**Document extract**
........


  13. (a) Each glycogen molecule has one reducing end, whereas the number of nonreducing ends is determined by the number of branches, or α-1,6 linkages. (b) Because the number of nonreducing ends greatly exceeds the number of reducing ends in a collection of glycogen molecules, all of the degradation and synthesis of glycogen takes place at the nonreducing ends, thus maximizing the rate of degradation and synthesis.

    C11

  14. Glycogen is a polymer of glucose linked by α-1,4-glycosidic bonds with branches formed approximately every 10 glucose units by α-1,6-glycosidic bonds. Starch consists of two polymers of glucose. Amylose is a straight-chain polymer formed by α-1,4-glycosidic bonds. Amylopectin is similar to glycogen, but amylopectin has fewer branches, one branch per 30 or so glucose units.

  15. Cellulose is a linear polymer of glucose joined by β-1,4 linkages. Glycogen is a branched polymer with the main chain being formed by α-1,4-glycosidic bonds. The β-1,4 linkages allow the formation of a linear polymer ideal for structural roles. The α-1,4 linkages of glycogen form a helical structure, which allows the storage of many glucose moieties in a small space.

........

**Given entries**
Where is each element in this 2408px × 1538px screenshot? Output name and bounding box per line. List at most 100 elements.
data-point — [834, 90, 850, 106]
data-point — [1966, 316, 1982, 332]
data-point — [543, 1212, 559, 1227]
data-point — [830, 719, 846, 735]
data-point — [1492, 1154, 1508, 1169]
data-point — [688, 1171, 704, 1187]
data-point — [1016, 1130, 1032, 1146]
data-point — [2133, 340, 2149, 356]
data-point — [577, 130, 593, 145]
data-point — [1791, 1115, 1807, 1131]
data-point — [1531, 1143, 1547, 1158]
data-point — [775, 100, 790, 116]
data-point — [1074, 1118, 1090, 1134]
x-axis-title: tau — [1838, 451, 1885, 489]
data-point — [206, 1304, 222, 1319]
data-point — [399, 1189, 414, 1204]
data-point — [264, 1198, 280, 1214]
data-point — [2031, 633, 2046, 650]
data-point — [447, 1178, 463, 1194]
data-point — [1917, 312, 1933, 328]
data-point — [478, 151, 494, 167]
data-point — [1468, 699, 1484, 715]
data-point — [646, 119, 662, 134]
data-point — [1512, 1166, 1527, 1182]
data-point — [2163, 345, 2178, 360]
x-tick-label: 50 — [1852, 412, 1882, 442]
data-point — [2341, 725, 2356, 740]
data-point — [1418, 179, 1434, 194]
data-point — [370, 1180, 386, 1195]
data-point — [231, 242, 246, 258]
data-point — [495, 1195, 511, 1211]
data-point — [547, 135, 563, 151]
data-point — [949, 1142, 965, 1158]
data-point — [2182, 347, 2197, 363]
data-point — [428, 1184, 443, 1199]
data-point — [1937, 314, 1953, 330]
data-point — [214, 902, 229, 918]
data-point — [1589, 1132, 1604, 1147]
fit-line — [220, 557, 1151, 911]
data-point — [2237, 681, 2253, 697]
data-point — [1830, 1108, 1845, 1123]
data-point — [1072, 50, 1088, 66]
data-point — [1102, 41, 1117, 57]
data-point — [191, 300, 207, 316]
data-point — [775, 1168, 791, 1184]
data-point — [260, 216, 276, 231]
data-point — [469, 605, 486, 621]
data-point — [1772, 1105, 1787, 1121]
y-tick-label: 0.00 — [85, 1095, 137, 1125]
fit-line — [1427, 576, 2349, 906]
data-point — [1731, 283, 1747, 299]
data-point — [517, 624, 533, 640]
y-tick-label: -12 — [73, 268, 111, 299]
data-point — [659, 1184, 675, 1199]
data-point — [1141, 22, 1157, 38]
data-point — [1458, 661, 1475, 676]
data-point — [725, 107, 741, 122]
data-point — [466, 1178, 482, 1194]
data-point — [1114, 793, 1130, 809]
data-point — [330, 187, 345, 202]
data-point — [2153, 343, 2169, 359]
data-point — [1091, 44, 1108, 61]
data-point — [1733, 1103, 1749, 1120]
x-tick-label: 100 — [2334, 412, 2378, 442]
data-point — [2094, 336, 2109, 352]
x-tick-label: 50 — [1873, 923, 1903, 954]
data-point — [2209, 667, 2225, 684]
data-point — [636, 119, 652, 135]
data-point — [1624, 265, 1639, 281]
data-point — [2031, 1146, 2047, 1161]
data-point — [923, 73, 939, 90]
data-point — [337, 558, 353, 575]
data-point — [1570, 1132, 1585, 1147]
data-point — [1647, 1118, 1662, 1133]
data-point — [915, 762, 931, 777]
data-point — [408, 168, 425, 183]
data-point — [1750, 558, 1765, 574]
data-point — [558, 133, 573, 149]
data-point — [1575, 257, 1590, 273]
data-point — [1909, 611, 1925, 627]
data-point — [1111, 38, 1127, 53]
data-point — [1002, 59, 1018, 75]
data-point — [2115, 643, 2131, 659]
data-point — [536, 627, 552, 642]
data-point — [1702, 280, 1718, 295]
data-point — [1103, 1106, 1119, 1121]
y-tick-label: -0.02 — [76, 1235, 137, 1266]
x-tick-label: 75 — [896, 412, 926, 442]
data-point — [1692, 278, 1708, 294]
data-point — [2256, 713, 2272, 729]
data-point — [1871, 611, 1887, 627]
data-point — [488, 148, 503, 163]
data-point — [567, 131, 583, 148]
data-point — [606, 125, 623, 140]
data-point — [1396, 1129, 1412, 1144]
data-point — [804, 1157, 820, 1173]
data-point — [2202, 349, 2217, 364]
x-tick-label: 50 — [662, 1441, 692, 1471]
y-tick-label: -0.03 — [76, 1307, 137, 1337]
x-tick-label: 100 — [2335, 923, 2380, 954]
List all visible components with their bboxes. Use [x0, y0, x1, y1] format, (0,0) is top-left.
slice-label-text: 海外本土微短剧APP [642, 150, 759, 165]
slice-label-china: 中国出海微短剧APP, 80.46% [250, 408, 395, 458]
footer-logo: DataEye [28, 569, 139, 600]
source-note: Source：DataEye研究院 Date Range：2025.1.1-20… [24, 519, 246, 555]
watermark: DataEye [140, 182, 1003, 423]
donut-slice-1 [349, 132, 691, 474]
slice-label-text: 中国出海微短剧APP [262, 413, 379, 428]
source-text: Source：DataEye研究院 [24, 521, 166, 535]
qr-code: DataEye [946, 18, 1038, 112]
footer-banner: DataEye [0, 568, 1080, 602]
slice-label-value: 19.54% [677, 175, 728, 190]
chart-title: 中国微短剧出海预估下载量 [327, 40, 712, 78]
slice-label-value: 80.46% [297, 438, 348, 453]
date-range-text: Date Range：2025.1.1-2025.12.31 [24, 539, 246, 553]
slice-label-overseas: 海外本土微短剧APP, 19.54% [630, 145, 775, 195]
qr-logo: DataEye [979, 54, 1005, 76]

........

List every type of glycosidic linkage mentioned in the passage on glucose polymers. The material that comes after the passage on glucose polymers is separate from it.

**Answer box**
α-1,4
α-1,6
β-1,4